• EXERCISE PROMPT:
Check each line of the entries below for the string "tool" and state how many lines have it, with no other text.

◇ ◇ ◇ ◇

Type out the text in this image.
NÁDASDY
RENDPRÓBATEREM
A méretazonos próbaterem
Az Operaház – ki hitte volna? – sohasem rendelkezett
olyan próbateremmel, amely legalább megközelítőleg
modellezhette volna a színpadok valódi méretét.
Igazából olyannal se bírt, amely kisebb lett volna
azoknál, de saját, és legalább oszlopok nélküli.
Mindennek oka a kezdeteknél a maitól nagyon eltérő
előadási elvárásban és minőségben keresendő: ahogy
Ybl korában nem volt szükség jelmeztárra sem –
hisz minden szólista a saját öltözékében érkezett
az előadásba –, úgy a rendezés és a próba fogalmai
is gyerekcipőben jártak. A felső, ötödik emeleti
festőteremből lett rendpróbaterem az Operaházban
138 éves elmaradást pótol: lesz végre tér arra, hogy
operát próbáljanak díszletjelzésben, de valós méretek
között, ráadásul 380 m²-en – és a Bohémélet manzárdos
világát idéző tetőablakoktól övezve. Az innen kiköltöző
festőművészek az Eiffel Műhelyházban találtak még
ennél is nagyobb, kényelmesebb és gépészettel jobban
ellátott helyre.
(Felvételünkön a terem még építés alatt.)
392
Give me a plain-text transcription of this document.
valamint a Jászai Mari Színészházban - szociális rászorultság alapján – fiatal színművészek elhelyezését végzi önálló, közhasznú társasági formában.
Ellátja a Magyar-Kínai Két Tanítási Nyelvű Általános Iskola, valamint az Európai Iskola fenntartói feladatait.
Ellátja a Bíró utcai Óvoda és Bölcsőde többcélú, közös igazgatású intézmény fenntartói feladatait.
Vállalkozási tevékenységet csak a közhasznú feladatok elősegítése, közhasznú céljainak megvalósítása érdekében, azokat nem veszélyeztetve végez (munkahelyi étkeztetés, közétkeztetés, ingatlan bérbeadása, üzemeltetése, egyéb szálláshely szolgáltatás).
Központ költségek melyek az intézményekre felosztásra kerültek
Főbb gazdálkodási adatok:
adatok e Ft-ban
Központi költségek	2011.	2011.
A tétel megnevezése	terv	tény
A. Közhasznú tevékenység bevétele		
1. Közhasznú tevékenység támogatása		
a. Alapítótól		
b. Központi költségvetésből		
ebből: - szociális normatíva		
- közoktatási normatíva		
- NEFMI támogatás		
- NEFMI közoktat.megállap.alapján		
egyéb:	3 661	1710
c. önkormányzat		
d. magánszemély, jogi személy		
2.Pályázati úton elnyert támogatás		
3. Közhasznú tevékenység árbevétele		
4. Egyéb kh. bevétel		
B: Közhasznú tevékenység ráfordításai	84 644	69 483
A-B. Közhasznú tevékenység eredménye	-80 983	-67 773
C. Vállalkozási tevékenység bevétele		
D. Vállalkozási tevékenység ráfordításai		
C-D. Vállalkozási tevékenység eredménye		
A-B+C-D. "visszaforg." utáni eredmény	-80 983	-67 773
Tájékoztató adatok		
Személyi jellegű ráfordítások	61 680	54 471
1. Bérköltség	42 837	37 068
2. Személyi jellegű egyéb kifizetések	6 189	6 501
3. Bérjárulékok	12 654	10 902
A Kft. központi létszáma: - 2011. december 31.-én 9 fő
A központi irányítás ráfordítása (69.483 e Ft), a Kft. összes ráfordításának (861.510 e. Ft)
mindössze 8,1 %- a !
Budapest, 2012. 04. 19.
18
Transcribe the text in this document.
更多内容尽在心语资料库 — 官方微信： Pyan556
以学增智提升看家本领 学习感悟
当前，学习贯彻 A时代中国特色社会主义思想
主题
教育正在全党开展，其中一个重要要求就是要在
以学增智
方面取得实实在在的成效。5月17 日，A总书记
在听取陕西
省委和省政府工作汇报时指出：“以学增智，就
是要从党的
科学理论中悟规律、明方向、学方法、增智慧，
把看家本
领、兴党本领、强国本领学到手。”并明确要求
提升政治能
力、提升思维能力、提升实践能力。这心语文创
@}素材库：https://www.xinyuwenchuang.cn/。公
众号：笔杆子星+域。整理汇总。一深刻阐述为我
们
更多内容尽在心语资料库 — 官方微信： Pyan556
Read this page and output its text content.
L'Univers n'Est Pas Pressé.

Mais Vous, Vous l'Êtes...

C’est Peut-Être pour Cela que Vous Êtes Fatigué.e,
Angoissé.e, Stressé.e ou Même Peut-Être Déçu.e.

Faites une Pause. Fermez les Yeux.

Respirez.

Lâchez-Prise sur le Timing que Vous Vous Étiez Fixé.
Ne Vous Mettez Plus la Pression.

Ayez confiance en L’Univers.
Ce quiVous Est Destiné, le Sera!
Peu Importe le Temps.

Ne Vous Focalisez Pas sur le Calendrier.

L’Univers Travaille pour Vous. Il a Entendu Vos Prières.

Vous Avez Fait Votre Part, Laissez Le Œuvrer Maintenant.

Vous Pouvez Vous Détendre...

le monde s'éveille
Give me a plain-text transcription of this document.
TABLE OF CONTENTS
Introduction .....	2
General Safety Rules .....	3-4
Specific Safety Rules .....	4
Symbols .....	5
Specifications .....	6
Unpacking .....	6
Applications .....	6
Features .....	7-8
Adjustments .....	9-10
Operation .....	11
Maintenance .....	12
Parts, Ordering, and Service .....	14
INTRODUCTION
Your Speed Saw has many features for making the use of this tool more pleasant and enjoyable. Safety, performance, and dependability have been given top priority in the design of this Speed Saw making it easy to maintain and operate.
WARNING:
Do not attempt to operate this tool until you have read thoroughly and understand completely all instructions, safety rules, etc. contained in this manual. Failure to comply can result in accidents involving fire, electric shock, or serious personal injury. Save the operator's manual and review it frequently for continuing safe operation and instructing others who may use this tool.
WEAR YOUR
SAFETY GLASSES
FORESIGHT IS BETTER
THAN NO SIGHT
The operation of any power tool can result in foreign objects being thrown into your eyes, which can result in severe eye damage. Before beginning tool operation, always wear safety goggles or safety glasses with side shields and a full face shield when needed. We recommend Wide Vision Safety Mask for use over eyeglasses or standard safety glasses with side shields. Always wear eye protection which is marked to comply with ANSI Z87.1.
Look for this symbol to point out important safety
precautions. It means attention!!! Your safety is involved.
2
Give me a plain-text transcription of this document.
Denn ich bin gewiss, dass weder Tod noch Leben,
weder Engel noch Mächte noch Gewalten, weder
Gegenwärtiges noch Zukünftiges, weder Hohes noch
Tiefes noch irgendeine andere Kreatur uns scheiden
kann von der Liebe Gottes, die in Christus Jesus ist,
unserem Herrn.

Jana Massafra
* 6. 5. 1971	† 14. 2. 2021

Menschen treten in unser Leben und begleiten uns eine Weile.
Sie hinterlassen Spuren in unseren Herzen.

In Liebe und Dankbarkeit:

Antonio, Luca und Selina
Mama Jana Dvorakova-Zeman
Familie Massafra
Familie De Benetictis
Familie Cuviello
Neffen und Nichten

◇ ◇ ◇ ◇

• FINAL RESULT:
3